• BRIEF: How many of the lines contain the string "fordon"? Give the number, with no other words.

• Records from a collection of figures:
"""

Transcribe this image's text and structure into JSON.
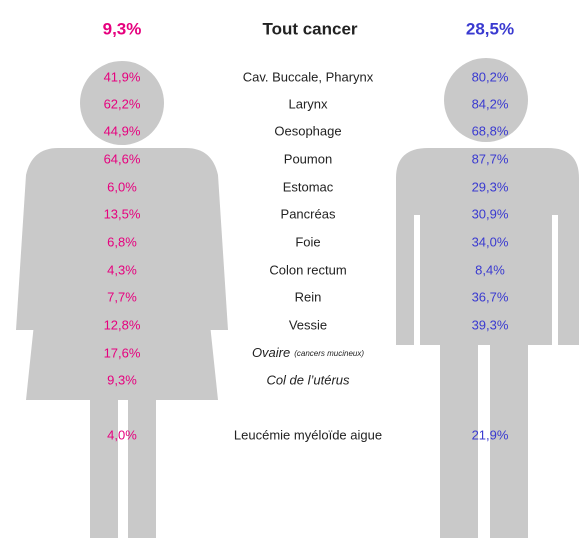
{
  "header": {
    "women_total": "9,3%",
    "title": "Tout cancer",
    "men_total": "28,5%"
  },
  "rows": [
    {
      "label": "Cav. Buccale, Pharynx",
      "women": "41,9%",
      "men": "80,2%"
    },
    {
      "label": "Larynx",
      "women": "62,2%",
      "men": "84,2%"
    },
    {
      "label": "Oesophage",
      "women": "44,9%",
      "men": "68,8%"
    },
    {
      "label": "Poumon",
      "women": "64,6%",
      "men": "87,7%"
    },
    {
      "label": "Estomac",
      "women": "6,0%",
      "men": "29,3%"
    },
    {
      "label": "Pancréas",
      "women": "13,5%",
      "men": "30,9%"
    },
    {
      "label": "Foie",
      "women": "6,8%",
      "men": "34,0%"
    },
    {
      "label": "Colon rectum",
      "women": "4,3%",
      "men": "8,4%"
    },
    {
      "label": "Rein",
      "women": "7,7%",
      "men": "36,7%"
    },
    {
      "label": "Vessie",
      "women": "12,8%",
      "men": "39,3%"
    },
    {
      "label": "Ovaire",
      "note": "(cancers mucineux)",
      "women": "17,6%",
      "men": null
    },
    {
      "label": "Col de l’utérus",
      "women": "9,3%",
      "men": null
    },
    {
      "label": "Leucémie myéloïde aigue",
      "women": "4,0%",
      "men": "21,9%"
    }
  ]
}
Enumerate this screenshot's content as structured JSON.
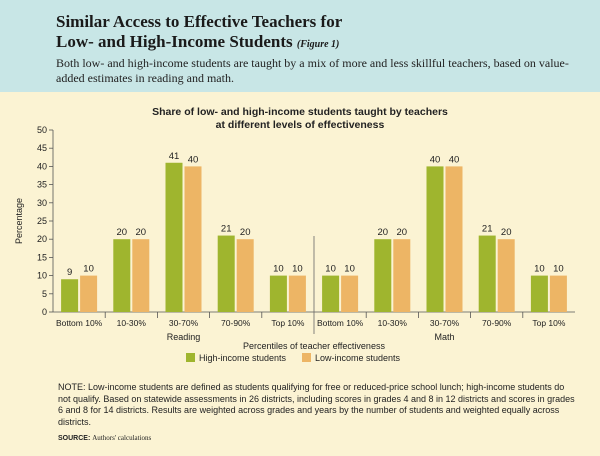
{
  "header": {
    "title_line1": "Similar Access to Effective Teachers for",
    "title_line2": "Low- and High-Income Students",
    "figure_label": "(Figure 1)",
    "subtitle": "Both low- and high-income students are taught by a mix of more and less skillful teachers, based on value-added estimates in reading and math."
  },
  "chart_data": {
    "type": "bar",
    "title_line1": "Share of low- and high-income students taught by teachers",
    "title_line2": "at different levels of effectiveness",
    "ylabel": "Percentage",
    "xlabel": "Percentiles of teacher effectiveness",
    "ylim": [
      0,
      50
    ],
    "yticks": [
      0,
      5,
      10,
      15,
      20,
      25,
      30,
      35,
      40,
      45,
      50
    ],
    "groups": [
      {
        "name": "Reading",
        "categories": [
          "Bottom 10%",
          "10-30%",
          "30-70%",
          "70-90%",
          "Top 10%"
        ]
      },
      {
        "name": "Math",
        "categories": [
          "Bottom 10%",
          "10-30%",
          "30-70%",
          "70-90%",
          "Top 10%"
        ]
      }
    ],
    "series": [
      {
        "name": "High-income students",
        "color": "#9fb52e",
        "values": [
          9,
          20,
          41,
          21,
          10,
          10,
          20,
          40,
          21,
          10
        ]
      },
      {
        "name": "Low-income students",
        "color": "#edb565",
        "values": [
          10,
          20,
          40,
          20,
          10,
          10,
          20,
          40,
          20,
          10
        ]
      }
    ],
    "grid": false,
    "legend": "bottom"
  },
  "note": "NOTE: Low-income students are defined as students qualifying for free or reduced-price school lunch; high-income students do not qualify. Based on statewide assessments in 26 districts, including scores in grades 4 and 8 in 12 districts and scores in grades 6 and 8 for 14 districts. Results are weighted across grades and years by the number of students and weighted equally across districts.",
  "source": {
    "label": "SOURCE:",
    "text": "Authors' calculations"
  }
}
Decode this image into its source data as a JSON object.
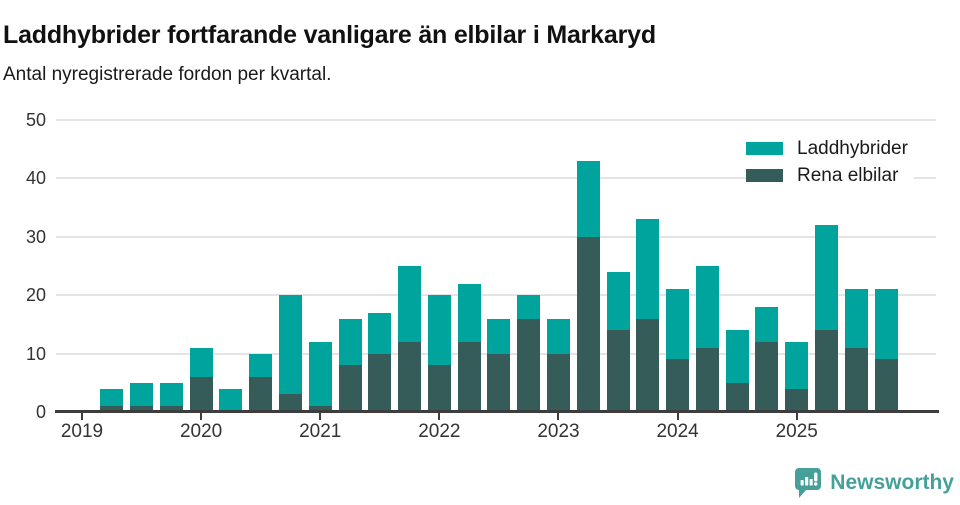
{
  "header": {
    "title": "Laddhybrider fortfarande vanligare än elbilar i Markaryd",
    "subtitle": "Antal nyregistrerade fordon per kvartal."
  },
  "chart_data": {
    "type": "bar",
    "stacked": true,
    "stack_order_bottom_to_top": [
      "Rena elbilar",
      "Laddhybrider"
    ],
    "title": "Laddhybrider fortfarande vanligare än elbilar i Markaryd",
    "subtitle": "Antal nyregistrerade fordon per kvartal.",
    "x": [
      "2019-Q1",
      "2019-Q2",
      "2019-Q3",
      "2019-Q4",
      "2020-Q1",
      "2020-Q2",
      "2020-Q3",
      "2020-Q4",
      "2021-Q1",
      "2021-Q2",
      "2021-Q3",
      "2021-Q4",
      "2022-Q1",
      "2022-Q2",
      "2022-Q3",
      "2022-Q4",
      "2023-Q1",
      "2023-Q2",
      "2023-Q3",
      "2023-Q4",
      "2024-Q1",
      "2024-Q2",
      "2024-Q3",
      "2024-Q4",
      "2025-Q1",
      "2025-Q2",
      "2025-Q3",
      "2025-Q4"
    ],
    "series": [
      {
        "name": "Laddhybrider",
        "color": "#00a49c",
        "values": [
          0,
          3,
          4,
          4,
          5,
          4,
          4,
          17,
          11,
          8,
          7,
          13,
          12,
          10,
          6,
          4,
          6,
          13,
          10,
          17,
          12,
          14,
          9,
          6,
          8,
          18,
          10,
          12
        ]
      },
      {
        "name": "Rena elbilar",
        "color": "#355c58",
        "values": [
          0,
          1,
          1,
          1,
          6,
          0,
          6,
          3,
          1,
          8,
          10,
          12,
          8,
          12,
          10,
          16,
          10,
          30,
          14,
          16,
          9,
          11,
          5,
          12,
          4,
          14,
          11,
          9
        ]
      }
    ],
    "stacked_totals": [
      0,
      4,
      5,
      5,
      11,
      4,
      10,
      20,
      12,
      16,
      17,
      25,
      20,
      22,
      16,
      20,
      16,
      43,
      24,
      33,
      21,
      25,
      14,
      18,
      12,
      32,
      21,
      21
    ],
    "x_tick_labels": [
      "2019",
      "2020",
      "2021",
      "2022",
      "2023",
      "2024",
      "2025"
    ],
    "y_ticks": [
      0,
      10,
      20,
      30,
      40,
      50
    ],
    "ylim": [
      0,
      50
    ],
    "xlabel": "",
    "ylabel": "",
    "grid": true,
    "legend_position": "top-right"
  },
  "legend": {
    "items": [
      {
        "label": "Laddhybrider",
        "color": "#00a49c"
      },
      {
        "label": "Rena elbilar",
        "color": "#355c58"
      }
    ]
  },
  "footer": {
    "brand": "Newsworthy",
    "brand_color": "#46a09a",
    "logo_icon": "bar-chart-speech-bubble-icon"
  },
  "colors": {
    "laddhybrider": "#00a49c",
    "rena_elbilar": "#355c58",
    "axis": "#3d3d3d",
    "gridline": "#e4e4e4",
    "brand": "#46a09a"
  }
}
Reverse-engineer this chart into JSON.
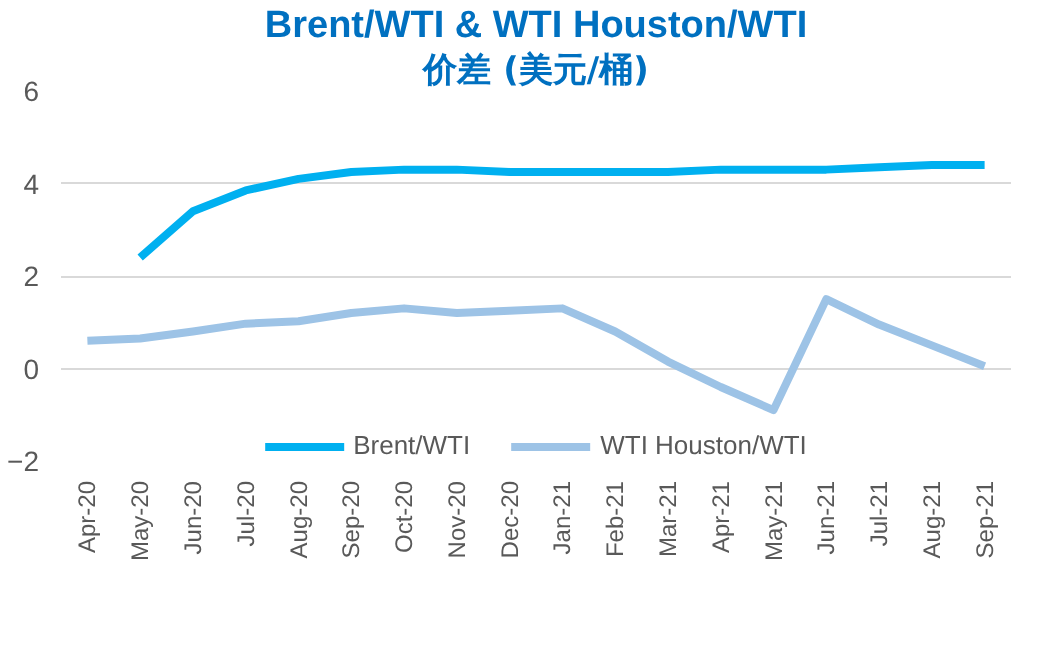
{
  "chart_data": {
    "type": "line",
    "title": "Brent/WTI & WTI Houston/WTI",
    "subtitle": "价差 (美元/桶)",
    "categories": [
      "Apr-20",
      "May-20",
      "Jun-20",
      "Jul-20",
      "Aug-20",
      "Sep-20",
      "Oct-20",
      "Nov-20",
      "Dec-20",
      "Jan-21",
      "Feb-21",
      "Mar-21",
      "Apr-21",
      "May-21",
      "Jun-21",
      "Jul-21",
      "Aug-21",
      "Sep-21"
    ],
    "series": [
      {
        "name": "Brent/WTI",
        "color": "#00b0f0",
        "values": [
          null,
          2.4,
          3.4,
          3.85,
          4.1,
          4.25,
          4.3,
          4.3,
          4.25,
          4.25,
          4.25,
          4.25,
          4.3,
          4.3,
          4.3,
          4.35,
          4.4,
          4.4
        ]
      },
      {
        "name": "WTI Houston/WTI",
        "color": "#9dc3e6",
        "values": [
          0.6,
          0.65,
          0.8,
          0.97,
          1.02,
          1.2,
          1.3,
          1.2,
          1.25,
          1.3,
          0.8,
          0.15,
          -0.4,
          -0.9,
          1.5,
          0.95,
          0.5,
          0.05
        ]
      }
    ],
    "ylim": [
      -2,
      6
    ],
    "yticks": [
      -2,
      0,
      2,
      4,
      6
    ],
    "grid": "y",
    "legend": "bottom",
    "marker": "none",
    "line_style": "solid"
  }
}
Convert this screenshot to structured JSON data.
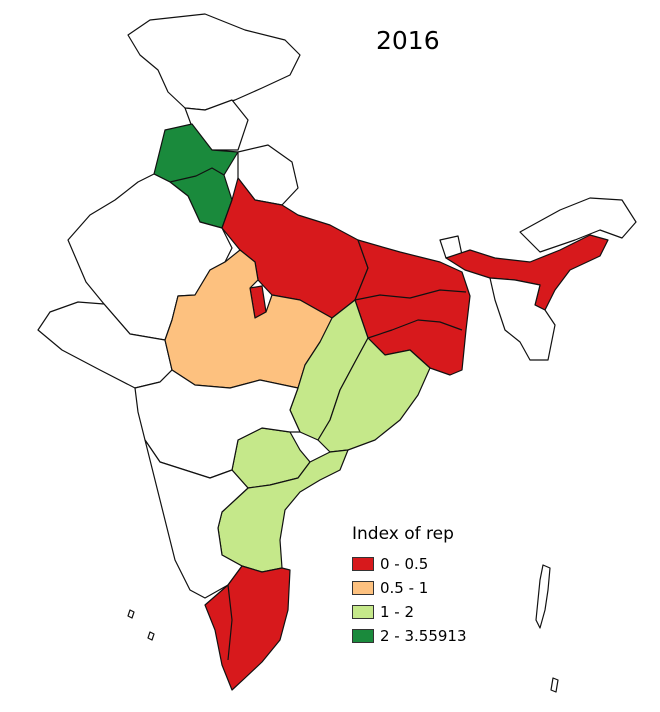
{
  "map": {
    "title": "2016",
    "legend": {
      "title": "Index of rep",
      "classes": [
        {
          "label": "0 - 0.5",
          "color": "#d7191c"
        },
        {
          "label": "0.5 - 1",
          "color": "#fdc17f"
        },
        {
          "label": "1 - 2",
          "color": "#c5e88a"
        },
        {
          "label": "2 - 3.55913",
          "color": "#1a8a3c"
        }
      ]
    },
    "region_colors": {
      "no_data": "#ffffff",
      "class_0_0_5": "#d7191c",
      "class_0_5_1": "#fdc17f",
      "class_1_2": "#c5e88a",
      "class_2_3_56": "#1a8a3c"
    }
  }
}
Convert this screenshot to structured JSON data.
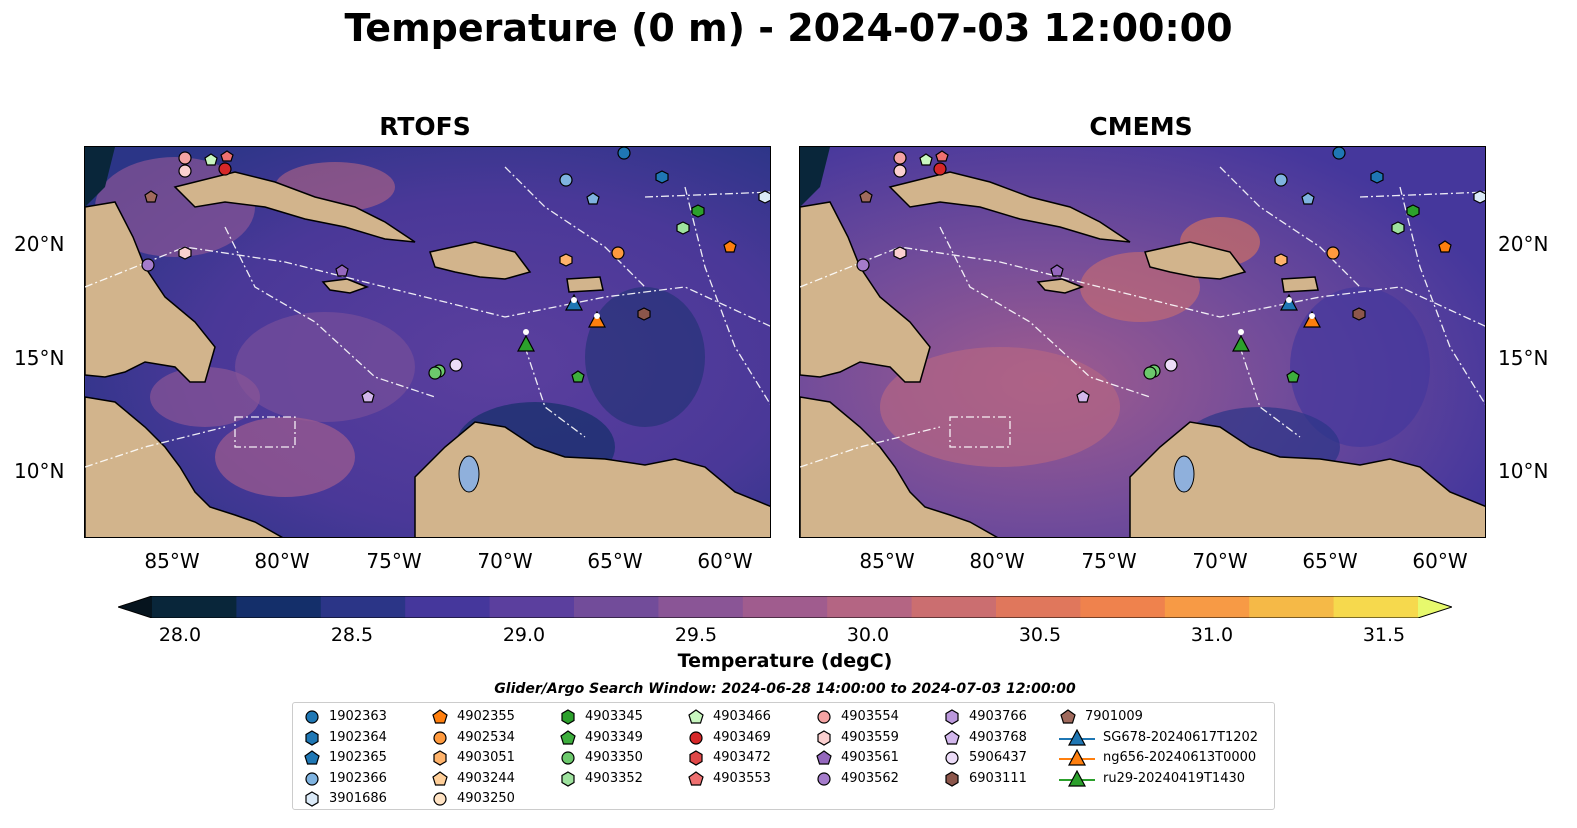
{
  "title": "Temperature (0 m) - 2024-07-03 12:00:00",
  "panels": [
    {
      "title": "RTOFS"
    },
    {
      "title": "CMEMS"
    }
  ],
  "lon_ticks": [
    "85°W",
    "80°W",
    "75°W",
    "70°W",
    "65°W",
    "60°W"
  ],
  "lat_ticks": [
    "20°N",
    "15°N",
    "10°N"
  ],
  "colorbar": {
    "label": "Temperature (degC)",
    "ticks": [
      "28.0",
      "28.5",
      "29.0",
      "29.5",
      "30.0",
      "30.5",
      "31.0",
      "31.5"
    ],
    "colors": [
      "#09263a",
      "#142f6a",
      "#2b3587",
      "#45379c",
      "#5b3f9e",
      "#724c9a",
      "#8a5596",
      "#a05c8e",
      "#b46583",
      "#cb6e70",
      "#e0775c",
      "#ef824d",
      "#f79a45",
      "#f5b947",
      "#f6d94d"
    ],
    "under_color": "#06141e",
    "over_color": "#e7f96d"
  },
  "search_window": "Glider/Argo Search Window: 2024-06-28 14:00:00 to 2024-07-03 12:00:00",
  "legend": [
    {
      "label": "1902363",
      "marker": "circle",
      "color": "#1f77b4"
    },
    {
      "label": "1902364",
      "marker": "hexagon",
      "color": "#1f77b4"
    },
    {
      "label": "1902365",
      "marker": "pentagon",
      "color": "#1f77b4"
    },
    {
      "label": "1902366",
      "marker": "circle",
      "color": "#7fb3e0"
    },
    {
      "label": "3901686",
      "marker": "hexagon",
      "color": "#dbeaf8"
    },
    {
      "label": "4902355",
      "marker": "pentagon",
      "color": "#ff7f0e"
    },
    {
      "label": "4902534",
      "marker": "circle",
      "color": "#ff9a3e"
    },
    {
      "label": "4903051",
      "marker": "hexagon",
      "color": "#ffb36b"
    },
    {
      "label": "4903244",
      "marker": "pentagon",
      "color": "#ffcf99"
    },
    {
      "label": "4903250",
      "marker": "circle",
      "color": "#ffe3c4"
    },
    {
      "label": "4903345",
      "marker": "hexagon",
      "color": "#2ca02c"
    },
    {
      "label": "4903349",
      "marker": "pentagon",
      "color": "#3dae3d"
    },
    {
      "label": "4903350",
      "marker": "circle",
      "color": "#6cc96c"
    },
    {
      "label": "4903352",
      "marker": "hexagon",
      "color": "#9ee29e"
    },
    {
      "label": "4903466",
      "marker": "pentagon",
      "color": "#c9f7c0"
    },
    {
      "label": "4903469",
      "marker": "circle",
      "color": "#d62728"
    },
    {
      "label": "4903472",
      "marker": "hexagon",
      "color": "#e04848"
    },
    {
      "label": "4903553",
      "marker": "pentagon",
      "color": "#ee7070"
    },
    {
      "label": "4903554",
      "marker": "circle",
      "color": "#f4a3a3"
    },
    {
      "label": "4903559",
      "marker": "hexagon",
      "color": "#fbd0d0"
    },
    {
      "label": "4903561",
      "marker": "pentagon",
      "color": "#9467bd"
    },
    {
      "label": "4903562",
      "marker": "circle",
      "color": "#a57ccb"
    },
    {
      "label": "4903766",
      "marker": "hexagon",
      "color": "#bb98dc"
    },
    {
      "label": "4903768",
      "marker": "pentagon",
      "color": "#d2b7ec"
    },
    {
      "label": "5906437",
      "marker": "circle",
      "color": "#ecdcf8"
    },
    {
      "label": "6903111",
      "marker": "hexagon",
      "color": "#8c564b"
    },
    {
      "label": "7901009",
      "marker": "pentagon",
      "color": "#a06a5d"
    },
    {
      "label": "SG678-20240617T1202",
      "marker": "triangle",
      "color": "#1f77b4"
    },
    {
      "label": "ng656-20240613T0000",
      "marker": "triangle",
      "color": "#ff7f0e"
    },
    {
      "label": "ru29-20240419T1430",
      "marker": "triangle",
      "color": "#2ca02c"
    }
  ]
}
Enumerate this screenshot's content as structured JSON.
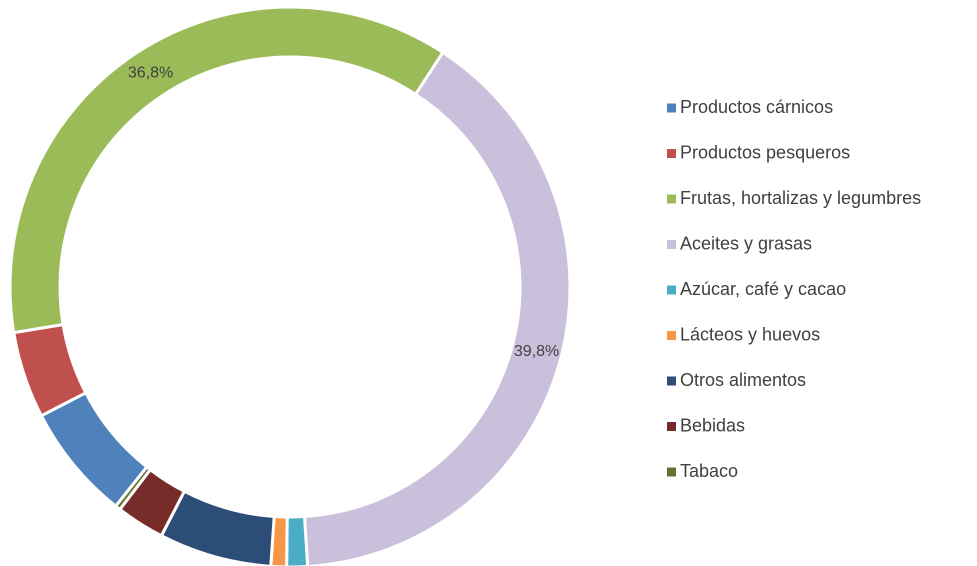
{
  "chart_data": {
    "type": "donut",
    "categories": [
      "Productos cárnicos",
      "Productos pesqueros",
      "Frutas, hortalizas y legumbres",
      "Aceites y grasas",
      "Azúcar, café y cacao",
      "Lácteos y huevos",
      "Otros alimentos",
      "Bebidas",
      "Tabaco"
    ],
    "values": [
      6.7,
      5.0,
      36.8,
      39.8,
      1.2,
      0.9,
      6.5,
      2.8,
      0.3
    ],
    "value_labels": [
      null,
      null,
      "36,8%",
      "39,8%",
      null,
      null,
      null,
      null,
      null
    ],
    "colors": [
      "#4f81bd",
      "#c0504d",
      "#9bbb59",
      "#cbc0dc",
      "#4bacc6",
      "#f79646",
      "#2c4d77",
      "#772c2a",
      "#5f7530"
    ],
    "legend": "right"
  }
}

"""

• FULL RESPONSE: 2